-- WHAT TO WORK ON --
Using the data below, repeat all of it precisely.

** start of PROVIDED INFORMATION **

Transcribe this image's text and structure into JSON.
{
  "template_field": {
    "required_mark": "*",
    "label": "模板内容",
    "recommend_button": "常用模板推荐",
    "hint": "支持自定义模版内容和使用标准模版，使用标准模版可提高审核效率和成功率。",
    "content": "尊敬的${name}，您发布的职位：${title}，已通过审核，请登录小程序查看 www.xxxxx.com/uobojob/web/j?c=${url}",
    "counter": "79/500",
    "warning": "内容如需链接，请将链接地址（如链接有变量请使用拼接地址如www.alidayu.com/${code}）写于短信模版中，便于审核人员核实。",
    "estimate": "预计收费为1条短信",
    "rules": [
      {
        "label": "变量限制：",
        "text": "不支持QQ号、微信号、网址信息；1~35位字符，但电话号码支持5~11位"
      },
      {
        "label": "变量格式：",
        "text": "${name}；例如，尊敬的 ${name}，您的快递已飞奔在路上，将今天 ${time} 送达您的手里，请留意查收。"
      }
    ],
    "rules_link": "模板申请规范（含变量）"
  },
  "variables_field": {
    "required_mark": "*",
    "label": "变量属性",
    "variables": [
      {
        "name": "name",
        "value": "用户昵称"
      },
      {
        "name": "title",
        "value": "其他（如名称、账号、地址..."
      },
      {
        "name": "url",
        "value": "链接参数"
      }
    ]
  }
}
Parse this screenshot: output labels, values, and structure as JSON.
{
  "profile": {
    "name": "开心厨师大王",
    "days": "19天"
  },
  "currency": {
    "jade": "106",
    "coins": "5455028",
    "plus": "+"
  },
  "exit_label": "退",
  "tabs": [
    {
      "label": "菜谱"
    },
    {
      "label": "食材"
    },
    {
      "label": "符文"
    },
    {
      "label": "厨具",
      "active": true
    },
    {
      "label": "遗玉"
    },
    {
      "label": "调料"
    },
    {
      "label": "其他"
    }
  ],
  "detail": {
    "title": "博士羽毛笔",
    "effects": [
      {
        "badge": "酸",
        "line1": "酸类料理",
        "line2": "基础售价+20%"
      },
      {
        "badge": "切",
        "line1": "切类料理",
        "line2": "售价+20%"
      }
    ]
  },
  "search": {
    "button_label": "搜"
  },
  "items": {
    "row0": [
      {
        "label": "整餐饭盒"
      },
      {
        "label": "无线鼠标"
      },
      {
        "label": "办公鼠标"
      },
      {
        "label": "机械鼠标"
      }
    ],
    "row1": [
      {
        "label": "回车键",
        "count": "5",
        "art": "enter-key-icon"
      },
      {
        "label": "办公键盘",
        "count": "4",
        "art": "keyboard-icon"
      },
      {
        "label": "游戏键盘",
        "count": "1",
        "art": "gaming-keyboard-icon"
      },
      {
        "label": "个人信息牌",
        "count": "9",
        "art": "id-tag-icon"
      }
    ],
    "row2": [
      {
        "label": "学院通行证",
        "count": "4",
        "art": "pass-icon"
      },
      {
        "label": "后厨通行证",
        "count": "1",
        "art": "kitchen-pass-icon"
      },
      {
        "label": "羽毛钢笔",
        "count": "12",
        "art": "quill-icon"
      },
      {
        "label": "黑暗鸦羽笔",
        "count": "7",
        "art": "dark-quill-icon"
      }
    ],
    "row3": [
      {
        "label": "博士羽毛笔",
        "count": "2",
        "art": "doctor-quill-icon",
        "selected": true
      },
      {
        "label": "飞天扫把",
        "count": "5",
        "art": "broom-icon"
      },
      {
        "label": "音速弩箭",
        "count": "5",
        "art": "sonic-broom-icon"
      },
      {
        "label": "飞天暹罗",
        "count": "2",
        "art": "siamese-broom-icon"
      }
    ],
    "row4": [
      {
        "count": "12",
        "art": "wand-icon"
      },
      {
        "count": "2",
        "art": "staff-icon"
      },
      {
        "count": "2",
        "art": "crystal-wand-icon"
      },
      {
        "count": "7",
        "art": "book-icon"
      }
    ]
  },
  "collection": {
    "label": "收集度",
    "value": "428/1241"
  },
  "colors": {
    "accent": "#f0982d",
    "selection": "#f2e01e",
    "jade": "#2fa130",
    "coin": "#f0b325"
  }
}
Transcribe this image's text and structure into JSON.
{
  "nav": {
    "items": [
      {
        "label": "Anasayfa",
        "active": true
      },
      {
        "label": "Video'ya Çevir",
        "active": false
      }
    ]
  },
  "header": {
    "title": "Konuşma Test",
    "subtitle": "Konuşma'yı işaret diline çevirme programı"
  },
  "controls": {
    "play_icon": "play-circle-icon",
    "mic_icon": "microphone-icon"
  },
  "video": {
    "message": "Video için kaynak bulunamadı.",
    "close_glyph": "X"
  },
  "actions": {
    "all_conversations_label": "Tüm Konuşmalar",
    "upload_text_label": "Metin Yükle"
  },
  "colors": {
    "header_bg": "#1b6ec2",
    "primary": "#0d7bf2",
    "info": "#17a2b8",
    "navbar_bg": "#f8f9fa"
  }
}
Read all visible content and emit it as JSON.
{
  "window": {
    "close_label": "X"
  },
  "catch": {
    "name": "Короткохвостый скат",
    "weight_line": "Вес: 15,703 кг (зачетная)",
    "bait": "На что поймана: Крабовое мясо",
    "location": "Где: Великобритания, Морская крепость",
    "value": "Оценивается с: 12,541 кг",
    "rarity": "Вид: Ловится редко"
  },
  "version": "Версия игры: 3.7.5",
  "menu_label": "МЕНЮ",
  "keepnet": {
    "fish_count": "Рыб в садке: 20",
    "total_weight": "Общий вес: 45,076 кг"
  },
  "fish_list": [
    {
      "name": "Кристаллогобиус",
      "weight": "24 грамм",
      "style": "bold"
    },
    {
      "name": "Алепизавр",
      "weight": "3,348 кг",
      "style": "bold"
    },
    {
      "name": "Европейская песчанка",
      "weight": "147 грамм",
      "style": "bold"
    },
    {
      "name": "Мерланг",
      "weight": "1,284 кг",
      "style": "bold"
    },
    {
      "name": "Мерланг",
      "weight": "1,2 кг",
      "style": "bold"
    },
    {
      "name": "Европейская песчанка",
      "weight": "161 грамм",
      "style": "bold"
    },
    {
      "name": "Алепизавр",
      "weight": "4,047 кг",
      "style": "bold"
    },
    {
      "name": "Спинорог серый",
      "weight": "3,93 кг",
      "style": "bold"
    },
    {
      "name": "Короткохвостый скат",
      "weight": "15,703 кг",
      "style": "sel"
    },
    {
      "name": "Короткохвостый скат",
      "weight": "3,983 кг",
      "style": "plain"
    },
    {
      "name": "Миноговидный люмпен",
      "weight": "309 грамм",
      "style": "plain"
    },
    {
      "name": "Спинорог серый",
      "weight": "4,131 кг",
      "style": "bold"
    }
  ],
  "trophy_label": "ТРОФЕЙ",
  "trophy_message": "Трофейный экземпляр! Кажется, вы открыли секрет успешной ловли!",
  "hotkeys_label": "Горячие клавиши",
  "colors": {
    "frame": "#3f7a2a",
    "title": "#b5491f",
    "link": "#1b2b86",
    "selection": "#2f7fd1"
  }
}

** end of PROVIDED INFORMATION **

-- WRITTEN SOLUTION --
Transcribe this image's text and structure into JSON.
{
  "template_field": {
    "required_mark": "*",
    "label": "模板内容",
    "recommend_button": "常用模板推荐",
    "hint": "支持自定义模版内容和使用标准模版，使用标准模版可提高审核效率和成功率。",
    "content": "尊敬的${name}，您发布的职位：${title}，已通过审核，请登录小程序查看 www.xxxxx.com/uobojob/web/j?c=${url}",
    "counter": "79/500",
    "warning": "内容如需链接，请将链接地址（如链接有变量请使用拼接地址如www.alidayu.com/${code}）写于短信模版中，便于审核人员核实。",
    "estimate": "预计收费为1条短信",
    "rules": [
      {
        "label": "变量限制：",
        "text": "不支持QQ号、微信号、网址信息；1~35位字符，但电话号码支持5~11位"
      },
      {
        "label": "变量格式：",
        "text": "${name}；例如，尊敬的 ${name}，您的快递已飞奔在路上，将今天 ${time} 送达您的手里，请留意查收。"
      }
    ],
    "rules_link": "模板申请规范（含变量）"
  },
  "variables_field": {
    "required_mark": "*",
    "label": "变量属性",
    "variables": [
      {
        "name": "name",
        "value": "用户昵称"
      },
      {
        "name": "title",
        "value": "其他（如名称、账号、地址..."
      },
      {
        "name": "url",
        "value": "链接参数"
      }
    ]
  }
}
Parse this screenshot: output labels, values, and structure as JSON.
{
  "profile": {
    "name": "开心厨师大王",
    "days": "19天"
  },
  "currency": {
    "jade": "106",
    "coins": "5455028",
    "plus": "+"
  },
  "exit_label": "退",
  "tabs": [
    {
      "label": "菜谱"
    },
    {
      "label": "食材"
    },
    {
      "label": "符文"
    },
    {
      "label": "厨具",
      "active": true
    },
    {
      "label": "遗玉"
    },
    {
      "label": "调料"
    },
    {
      "label": "其他"
    }
  ],
  "detail": {
    "title": "博士羽毛笔",
    "effects": [
      {
        "badge": "酸",
        "line1": "酸类料理",
        "line2": "基础售价+20%"
      },
      {
        "badge": "切",
        "line1": "切类料理",
        "line2": "售价+20%"
      }
    ]
  },
  "search": {
    "button_label": "搜"
  },
  "items": {
    "row0": [
      {
        "label": "整餐饭盒"
      },
      {
        "label": "无线鼠标"
      },
      {
        "label": "办公鼠标"
      },
      {
        "label": "机械鼠标"
      }
    ],
    "row1": [
      {
        "label": "回车键",
        "count": "5",
        "art": "enter-key-icon"
      },
      {
        "label": "办公键盘",
        "count": "4",
        "art": "keyboard-icon"
      },
      {
        "label": "游戏键盘",
        "count": "1",
        "art": "gaming-keyboard-icon"
      },
      {
        "label": "个人信息牌",
        "count": "9",
        "art": "id-tag-icon"
      }
    ],
    "row2": [
      {
        "label": "学院通行证",
        "count": "4",
        "art": "pass-icon"
      },
      {
        "label": "后厨通行证",
        "count": "1",
        "art": "kitchen-pass-icon"
      },
      {
        "label": "羽毛钢笔",
        "count": "12",
        "art": "quill-icon"
      },
      {
        "label": "黑暗鸦羽笔",
        "count": "7",
        "art": "dark-quill-icon"
      }
    ],
    "row3": [
      {
        "label": "博士羽毛笔",
        "count": "2",
        "art": "doctor-quill-icon",
        "selected": true
      },
      {
        "label": "飞天扫把",
        "count": "5",
        "art": "broom-icon"
      },
      {
        "label": "音速弩箭",
        "count": "5",
        "art": "sonic-broom-icon"
      },
      {
        "label": "飞天暹罗",
        "count": "2",
        "art": "siamese-broom-icon"
      }
    ],
    "row4": [
      {
        "count": "12",
        "art": "wand-icon"
      },
      {
        "count": "2",
        "art": "staff-icon"
      },
      {
        "count": "2",
        "art": "crystal-wand-icon"
      },
      {
        "count": "7",
        "art": "book-icon"
      }
    ]
  },
  "collection": {
    "label": "收集度",
    "value": "428/1241"
  },
  "colors": {
    "accent": "#f0982d",
    "selection": "#f2e01e",
    "jade": "#2fa130",
    "coin": "#f0b325"
  }
}
Transcribe this image's text and structure into JSON.
{
  "nav": {
    "items": [
      {
        "label": "Anasayfa",
        "active": true
      },
      {
        "label": "Video'ya Çevir",
        "active": false
      }
    ]
  },
  "header": {
    "title": "Konuşma Test",
    "subtitle": "Konuşma'yı işaret diline çevirme programı"
  },
  "controls": {
    "play_icon": "play-circle-icon",
    "mic_icon": "microphone-icon"
  },
  "video": {
    "message": "Video için kaynak bulunamadı.",
    "close_glyph": "X"
  },
  "actions": {
    "all_conversations_label": "Tüm Konuşmalar",
    "upload_text_label": "Metin Yükle"
  },
  "colors": {
    "header_bg": "#1b6ec2",
    "primary": "#0d7bf2",
    "info": "#17a2b8",
    "navbar_bg": "#f8f9fa"
  }
}
Read all visible content and emit it as JSON.
{
  "window": {
    "close_label": "X"
  },
  "catch": {
    "name": "Короткохвостый скат",
    "weight_line": "Вес: 15,703 кг (зачетная)",
    "bait": "На что поймана: Крабовое мясо",
    "location": "Где: Великобритания, Морская крепость",
    "value": "Оценивается с: 12,541 кг",
    "rarity": "Вид: Ловится редко"
  },
  "version": "Версия игры: 3.7.5",
  "menu_label": "МЕНЮ",
  "keepnet": {
    "fish_count": "Рыб в садке: 20",
    "total_weight": "Общий вес: 45,076 кг"
  },
  "fish_list": [
    {
      "name": "Кристаллогобиус",
      "weight": "24 грамм",
      "style": "bold"
    },
    {
      "name": "Алепизавр",
      "weight": "3,348 кг",
      "style": "bold"
    },
    {
      "name": "Европейская песчанка",
      "weight": "147 грамм",
      "style": "bold"
    },
    {
      "name": "Мерланг",
      "weight": "1,284 кг",
      "style": "bold"
    },
    {
      "name": "Мерланг",
      "weight": "1,2 кг",
      "style": "bold"
    },
    {
      "name": "Европейская песчанка",
      "weight": "161 грамм",
      "style": "bold"
    },
    {
      "name": "Алепизавр",
      "weight": "4,047 кг",
      "style": "bold"
    },
    {
      "name": "Спинорог серый",
      "weight": "3,93 кг",
      "style": "bold"
    },
    {
      "name": "Короткохвостый скат",
      "weight": "15,703 кг",
      "style": "sel"
    },
    {
      "name": "Короткохвостый скат",
      "weight": "3,983 кг",
      "style": "plain"
    },
    {
      "name": "Миноговидный люмпен",
      "weight": "309 грамм",
      "style": "plain"
    },
    {
      "name": "Спинорог серый",
      "weight": "4,131 кг",
      "style": "bold"
    }
  ],
  "trophy_label": "ТРОФЕЙ",
  "trophy_message": "Трофейный экземпляр! Кажется, вы открыли секрет успешной ловли!",
  "hotkeys_label": "Горячие клавиши",
  "colors": {
    "frame": "#3f7a2a",
    "title": "#b5491f",
    "link": "#1b2b86",
    "selection": "#2f7fd1"
  }
}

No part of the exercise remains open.